### The records
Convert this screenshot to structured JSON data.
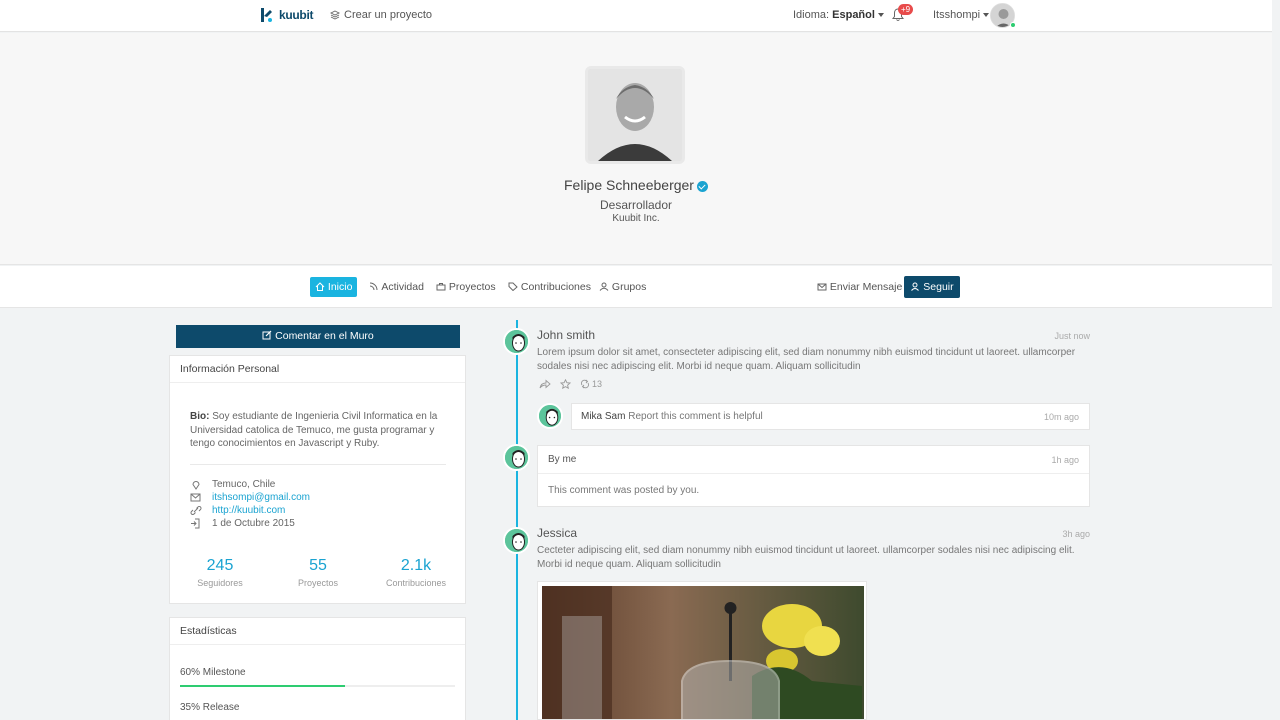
{
  "topbar": {
    "brand": "kuubit",
    "create_project": "Crear un proyecto",
    "language_label": "Idioma:",
    "language_value": "Español",
    "notifications_badge": "+9",
    "username": "Itsshompi"
  },
  "profile": {
    "name": "Felipe Schneeberger",
    "role": "Desarrollador",
    "company": "Kuubit Inc."
  },
  "profile_nav": {
    "tabs": [
      {
        "label": "Inicio",
        "active": true
      },
      {
        "label": "Actividad",
        "active": false
      },
      {
        "label": "Proyectos",
        "active": false
      },
      {
        "label": "Contribuciones",
        "active": false
      },
      {
        "label": "Grupos",
        "active": false
      }
    ],
    "send_message": "Enviar Mensaje",
    "follow": "Seguir"
  },
  "sidebar": {
    "wall_button": "Comentar en el Muro",
    "personal_info": {
      "title": "Información Personal",
      "bio_label": "Bio:",
      "bio_text": "Soy estudiante de Ingenieria Civil Informatica en la Universidad catolica de Temuco, me gusta programar y tengo conocimientos en Javascript y Ruby.",
      "location": "Temuco, Chile",
      "email": "itshsompi@gmail.com",
      "website": "http://kuubit.com",
      "joined": "1 de Octubre 2015",
      "stats": [
        {
          "value": "245",
          "label": "Seguidores"
        },
        {
          "value": "55",
          "label": "Proyectos"
        },
        {
          "value": "2.1k",
          "label": "Contribuciones"
        }
      ]
    },
    "statistics": {
      "title": "Estadísticas",
      "milestones": [
        {
          "label": "60% Milestone",
          "progress": 0.6
        },
        {
          "label": "35% Release",
          "progress": 0.35
        }
      ]
    }
  },
  "timeline": {
    "posts": [
      {
        "author": "John smith",
        "time": "Just now",
        "text": "Lorem ipsum dolor sit amet, consecteter adipiscing elit, sed diam nonummy nibh euismod tincidunt ut laoreet. ullamcorper sodales nisi nec adipiscing elit. Morbi id neque quam. Aliquam sollicitudin",
        "retweet_count": "13",
        "reply": {
          "author": "Mika Sam",
          "text": "Report this comment is helpful",
          "time": "10m ago"
        }
      },
      {
        "author": "By me",
        "time": "1h ago",
        "text": "This comment was posted by you."
      },
      {
        "author": "Jessica",
        "time": "3h ago",
        "text": "Cecteter adipiscing elit, sed diam nonummy nibh euismod tincidunt ut laoreet. ullamcorper sodales nisi nec adipiscing elit. Morbi id neque quam. Aliquam sollicitudin"
      }
    ]
  },
  "colors": {
    "primary_dark": "#0d4a6b",
    "accent": "#1ab4e0",
    "link": "#1aa3d1",
    "success": "#2ecc71",
    "badge": "#e84b4b"
  }
}
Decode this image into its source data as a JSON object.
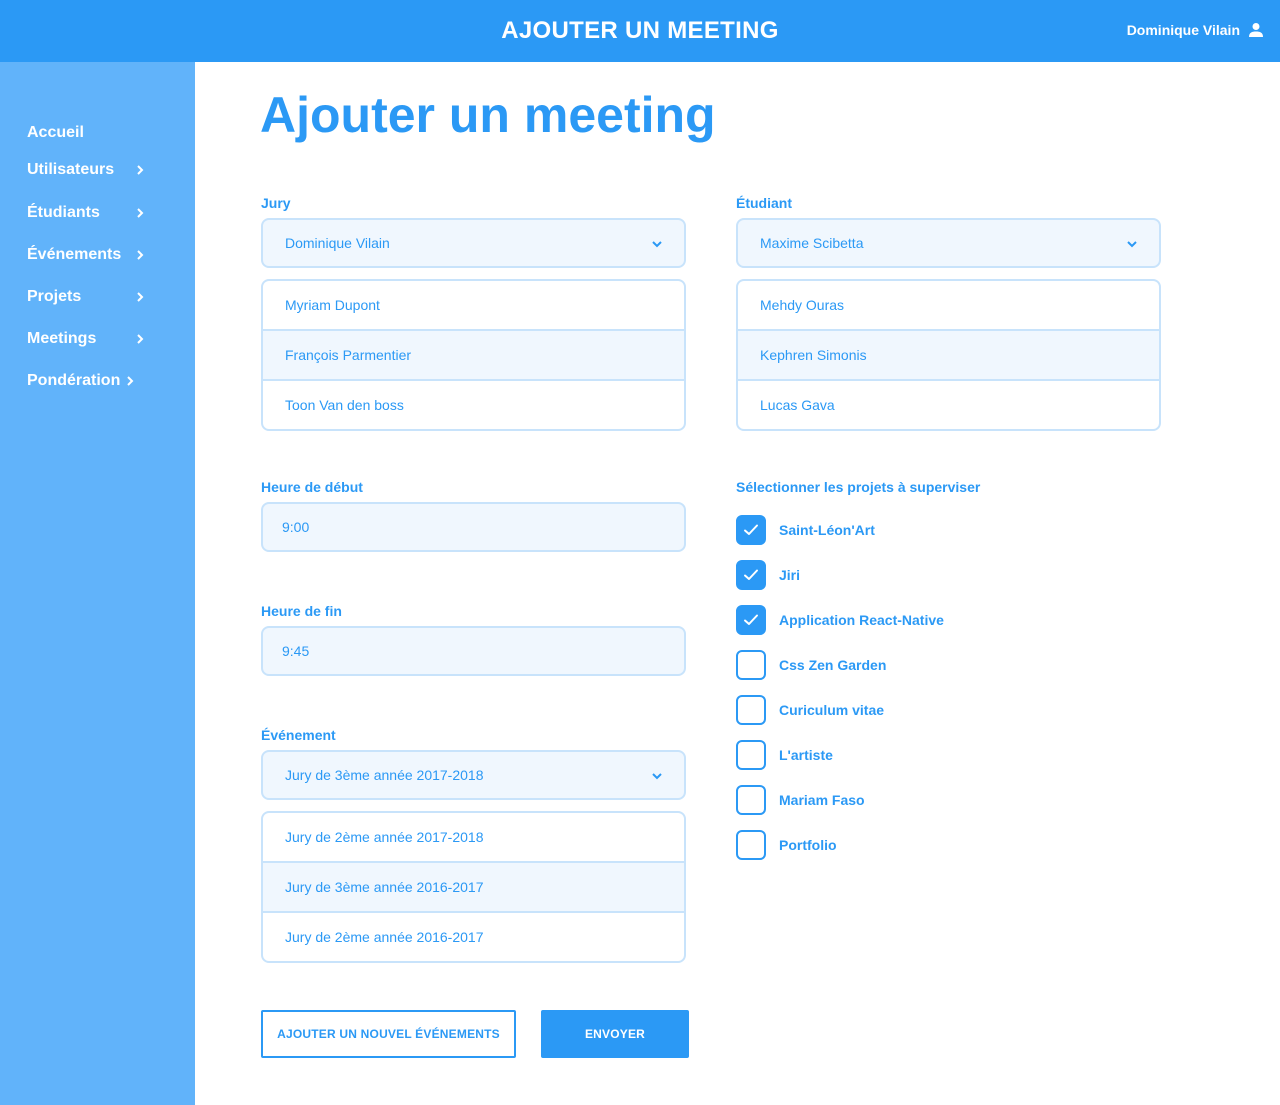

### To do
Output the lines above in full and exactly as given, omitting any pictures.

### Solution to the problem
Convert this screenshot to structured JSON data.
{
  "topbar": {
    "brand": "kuubit",
    "create_project": "Crear un proyecto",
    "language_label": "Idioma:",
    "language_value": "Español",
    "notifications_badge": "+9",
    "username": "Itsshompi"
  },
  "profile": {
    "name": "Felipe Schneeberger",
    "role": "Desarrollador",
    "company": "Kuubit Inc."
  },
  "profile_nav": {
    "tabs": [
      {
        "label": "Inicio",
        "active": true
      },
      {
        "label": "Actividad",
        "active": false
      },
      {
        "label": "Proyectos",
        "active": false
      },
      {
        "label": "Contribuciones",
        "active": false
      },
      {
        "label": "Grupos",
        "active": false
      }
    ],
    "send_message": "Enviar Mensaje",
    "follow": "Seguir"
  },
  "sidebar": {
    "wall_button": "Comentar en el Muro",
    "personal_info": {
      "title": "Información Personal",
      "bio_label": "Bio:",
      "bio_text": "Soy estudiante de Ingenieria Civil Informatica en la Universidad catolica de Temuco, me gusta programar y tengo conocimientos en Javascript y Ruby.",
      "location": "Temuco, Chile",
      "email": "itshsompi@gmail.com",
      "website": "http://kuubit.com",
      "joined": "1 de Octubre 2015",
      "stats": [
        {
          "value": "245",
          "label": "Seguidores"
        },
        {
          "value": "55",
          "label": "Proyectos"
        },
        {
          "value": "2.1k",
          "label": "Contribuciones"
        }
      ]
    },
    "statistics": {
      "title": "Estadísticas",
      "milestones": [
        {
          "label": "60% Milestone",
          "progress": 0.6
        },
        {
          "label": "35% Release",
          "progress": 0.35
        }
      ]
    }
  },
  "timeline": {
    "posts": [
      {
        "author": "John smith",
        "time": "Just now",
        "text": "Lorem ipsum dolor sit amet, consecteter adipiscing elit, sed diam nonummy nibh euismod tincidunt ut laoreet. ullamcorper sodales nisi nec adipiscing elit. Morbi id neque quam. Aliquam sollicitudin",
        "retweet_count": "13",
        "reply": {
          "author": "Mika Sam",
          "text": "Report this comment is helpful",
          "time": "10m ago"
        }
      },
      {
        "author": "By me",
        "time": "1h ago",
        "text": "This comment was posted by you."
      },
      {
        "author": "Jessica",
        "time": "3h ago",
        "text": "Cecteter adipiscing elit, sed diam nonummy nibh euismod tincidunt ut laoreet. ullamcorper sodales nisi nec adipiscing elit. Morbi id neque quam. Aliquam sollicitudin"
      }
    ]
  },
  "colors": {
    "primary_dark": "#0d4a6b",
    "accent": "#1ab4e0",
    "link": "#1aa3d1",
    "success": "#2ecc71",
    "badge": "#e84b4b"
  }
}
Decode this image into its source data as a JSON object.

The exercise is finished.